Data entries
▼

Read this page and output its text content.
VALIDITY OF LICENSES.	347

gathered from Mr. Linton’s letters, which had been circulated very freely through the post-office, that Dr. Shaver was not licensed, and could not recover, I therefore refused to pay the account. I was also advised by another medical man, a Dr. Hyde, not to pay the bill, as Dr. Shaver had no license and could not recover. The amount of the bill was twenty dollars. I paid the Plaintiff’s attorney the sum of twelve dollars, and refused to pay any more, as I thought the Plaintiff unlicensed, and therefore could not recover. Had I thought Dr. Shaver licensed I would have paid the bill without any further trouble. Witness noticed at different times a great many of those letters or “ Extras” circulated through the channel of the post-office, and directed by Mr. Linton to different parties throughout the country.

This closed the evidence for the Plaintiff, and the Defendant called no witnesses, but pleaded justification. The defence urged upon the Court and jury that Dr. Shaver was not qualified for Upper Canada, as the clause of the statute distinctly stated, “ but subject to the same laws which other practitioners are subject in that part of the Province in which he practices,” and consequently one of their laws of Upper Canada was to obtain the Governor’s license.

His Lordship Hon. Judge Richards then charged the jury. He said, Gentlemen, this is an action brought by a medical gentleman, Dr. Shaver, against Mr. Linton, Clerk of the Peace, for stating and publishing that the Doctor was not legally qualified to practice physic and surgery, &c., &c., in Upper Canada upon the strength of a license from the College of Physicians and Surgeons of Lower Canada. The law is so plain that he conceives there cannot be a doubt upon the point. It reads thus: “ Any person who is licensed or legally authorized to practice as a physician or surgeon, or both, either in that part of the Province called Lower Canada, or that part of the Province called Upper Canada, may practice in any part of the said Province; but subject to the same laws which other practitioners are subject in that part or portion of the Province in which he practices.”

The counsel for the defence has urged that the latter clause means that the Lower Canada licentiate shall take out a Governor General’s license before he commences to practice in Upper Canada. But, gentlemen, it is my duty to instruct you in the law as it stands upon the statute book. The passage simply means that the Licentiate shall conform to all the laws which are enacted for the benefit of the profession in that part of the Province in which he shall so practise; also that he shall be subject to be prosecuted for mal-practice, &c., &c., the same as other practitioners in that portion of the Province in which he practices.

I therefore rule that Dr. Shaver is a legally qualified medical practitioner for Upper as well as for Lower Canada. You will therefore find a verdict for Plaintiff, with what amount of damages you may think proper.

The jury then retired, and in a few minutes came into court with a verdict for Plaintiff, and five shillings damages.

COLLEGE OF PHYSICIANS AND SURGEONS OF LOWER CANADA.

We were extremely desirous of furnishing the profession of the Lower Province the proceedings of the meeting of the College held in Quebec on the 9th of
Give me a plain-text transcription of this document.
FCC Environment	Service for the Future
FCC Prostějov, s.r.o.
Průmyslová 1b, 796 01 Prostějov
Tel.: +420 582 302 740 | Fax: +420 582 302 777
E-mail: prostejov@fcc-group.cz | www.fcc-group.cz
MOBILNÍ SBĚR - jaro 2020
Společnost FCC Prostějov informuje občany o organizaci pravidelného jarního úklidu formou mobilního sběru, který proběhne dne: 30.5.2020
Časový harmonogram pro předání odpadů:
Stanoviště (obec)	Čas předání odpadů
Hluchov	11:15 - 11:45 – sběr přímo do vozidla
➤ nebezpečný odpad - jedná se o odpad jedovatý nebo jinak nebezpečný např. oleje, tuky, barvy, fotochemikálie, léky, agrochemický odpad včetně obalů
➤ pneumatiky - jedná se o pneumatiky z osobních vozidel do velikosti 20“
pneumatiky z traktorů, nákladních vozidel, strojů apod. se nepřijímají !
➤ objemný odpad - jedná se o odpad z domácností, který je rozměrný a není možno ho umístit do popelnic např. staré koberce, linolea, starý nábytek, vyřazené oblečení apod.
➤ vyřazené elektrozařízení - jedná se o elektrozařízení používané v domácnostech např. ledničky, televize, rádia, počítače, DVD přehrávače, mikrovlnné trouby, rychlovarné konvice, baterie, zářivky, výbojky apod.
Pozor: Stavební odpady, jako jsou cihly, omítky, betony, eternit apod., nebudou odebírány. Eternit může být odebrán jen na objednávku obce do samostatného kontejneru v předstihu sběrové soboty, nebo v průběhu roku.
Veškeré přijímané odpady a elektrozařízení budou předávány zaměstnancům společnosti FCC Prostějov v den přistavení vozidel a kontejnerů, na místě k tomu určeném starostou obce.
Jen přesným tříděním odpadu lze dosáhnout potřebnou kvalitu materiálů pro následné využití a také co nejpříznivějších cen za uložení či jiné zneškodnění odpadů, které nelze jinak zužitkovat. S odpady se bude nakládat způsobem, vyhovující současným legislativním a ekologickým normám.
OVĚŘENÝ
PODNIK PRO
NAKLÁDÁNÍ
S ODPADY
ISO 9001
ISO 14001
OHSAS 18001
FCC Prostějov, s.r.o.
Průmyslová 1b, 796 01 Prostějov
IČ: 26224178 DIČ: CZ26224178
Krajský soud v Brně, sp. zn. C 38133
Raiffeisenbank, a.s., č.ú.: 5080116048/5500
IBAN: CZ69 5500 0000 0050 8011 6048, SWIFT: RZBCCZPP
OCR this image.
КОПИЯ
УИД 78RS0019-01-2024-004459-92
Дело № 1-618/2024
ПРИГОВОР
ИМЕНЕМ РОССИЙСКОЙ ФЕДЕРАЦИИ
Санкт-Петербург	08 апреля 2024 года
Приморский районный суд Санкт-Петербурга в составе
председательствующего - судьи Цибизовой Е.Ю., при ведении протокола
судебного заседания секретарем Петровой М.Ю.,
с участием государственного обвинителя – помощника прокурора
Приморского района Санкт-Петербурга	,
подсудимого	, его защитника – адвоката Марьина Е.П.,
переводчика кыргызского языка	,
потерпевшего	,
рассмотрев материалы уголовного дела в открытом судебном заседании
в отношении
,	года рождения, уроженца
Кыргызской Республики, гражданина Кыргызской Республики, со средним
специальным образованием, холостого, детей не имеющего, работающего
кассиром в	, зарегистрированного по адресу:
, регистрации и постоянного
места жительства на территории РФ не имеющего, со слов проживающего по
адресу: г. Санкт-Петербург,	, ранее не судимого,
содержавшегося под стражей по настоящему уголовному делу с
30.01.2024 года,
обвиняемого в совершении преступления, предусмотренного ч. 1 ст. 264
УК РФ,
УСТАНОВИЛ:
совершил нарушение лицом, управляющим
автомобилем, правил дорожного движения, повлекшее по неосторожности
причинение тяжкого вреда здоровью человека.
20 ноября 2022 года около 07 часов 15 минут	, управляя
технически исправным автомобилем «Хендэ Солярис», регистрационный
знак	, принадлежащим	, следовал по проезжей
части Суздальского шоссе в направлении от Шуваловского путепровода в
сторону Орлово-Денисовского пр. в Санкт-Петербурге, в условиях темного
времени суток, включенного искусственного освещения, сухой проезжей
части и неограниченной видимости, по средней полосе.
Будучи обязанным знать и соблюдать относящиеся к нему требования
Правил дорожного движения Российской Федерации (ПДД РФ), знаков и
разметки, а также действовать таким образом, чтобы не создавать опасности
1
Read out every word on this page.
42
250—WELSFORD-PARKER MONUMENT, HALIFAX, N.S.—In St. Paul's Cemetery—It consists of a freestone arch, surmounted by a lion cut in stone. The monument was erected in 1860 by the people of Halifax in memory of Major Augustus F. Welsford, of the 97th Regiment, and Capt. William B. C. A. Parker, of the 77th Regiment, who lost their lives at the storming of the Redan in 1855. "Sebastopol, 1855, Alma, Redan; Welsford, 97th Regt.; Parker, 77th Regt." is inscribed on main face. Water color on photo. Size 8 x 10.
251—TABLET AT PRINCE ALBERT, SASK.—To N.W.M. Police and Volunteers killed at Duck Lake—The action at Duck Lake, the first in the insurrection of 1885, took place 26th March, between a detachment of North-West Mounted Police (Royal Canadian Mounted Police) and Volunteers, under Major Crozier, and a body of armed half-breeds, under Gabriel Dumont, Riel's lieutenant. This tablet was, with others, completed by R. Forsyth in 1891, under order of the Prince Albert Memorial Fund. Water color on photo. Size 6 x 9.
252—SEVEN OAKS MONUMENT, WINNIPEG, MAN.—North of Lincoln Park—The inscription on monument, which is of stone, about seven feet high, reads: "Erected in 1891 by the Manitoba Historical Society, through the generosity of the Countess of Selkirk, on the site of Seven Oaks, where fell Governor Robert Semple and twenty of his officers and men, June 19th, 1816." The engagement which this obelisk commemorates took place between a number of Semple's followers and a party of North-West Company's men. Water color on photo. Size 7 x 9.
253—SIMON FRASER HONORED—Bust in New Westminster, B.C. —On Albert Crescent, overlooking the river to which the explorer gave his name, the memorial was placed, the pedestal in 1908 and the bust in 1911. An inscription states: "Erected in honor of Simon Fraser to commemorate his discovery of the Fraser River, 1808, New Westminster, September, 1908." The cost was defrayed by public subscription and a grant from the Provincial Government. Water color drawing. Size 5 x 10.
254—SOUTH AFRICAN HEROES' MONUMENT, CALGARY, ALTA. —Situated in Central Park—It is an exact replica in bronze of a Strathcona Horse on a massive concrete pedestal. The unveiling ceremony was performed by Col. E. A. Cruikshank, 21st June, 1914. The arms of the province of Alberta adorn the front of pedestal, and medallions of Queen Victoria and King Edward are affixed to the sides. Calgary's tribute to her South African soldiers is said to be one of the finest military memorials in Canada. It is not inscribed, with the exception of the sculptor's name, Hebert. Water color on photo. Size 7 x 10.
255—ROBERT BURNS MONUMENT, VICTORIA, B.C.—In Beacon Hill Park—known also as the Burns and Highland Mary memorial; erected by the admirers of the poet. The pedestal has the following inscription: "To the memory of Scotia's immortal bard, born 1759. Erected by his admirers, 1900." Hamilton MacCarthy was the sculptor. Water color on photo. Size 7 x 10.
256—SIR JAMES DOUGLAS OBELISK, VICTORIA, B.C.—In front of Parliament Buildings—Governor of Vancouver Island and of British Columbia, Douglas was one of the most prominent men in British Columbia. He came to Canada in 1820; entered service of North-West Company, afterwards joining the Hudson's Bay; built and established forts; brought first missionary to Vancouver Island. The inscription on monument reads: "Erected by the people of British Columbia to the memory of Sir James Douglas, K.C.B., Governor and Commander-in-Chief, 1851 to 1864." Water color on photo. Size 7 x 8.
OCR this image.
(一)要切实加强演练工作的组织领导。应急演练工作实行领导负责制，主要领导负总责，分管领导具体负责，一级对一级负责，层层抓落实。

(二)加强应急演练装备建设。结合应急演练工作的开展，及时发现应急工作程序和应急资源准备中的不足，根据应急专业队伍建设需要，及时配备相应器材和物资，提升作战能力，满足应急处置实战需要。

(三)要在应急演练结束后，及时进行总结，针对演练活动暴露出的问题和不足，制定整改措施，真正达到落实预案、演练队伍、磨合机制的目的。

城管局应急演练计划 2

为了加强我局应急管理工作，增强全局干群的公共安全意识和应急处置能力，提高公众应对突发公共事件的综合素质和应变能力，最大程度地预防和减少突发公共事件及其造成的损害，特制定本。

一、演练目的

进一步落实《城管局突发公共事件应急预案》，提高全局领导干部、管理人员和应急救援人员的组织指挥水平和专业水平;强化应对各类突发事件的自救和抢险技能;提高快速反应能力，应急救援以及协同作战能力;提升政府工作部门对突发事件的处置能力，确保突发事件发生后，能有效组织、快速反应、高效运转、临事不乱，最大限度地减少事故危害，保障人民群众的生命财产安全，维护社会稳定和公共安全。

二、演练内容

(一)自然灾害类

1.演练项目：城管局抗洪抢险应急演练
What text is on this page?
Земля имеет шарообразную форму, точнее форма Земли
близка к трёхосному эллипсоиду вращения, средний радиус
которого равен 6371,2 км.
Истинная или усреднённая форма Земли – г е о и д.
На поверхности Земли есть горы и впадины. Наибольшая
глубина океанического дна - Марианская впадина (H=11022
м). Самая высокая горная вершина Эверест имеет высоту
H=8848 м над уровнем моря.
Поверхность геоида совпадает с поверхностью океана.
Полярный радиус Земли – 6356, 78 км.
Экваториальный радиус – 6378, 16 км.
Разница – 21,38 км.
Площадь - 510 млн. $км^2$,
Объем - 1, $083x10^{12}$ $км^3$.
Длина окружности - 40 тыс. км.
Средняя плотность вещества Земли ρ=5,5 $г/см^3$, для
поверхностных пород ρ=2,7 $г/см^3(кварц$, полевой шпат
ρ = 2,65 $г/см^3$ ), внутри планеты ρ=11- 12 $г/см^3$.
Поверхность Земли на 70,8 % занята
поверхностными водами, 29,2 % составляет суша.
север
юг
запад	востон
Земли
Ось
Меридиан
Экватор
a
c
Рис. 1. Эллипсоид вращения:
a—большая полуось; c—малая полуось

▲

→ Exercise aim: Only a number is wanted: how many lines of the data above contain "text"?

→ Task result: 3